*What is required:* Go through the records and copy each line where the word "controls" occurs.

*Extracted data:*
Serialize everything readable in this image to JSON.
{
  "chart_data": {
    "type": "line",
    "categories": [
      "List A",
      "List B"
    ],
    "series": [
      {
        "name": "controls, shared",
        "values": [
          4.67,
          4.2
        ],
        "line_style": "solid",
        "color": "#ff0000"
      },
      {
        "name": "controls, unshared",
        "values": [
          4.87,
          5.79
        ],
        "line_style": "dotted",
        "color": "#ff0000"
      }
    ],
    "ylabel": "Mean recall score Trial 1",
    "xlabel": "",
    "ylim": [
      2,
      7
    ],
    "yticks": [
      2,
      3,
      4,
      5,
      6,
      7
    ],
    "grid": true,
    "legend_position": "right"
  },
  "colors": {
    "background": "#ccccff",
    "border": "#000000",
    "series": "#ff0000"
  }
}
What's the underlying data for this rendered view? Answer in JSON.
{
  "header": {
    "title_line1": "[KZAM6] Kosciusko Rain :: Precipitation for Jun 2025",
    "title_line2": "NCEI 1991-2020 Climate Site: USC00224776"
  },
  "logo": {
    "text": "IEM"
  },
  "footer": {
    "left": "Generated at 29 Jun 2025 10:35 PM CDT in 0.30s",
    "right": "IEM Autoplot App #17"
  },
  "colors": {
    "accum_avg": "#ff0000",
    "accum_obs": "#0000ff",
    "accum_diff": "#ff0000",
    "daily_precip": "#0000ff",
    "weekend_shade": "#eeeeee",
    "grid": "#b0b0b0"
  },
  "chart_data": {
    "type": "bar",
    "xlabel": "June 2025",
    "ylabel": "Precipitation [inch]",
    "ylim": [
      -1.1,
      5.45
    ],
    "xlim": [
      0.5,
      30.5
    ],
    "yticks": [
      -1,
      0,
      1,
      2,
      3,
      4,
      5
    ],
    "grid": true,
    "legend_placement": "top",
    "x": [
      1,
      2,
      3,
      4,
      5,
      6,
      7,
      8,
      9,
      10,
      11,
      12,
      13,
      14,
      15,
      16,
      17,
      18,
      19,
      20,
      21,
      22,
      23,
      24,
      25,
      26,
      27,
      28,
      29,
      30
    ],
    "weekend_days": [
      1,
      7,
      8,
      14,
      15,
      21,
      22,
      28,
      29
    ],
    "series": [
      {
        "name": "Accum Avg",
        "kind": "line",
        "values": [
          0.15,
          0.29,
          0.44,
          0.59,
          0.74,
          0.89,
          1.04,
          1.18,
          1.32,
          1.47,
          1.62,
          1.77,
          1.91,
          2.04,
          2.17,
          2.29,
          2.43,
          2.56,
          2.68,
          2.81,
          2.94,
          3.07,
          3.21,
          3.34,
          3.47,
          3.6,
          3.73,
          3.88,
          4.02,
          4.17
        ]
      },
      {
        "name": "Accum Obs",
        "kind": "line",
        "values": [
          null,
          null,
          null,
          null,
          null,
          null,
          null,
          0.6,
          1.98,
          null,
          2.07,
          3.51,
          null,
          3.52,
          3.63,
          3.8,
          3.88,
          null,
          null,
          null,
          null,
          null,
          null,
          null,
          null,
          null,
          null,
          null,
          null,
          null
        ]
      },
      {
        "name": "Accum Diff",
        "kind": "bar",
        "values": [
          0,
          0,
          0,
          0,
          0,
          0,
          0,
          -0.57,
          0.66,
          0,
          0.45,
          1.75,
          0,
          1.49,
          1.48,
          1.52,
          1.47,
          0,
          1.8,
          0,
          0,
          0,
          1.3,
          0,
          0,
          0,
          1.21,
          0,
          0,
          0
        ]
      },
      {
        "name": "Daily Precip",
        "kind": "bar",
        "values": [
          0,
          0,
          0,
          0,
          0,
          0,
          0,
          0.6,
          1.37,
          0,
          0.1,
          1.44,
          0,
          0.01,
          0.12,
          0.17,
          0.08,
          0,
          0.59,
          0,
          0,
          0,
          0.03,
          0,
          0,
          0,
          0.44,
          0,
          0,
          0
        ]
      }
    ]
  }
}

*Result for this exercise:*
        "name": "controls, shared",
        "name": "controls, unshared",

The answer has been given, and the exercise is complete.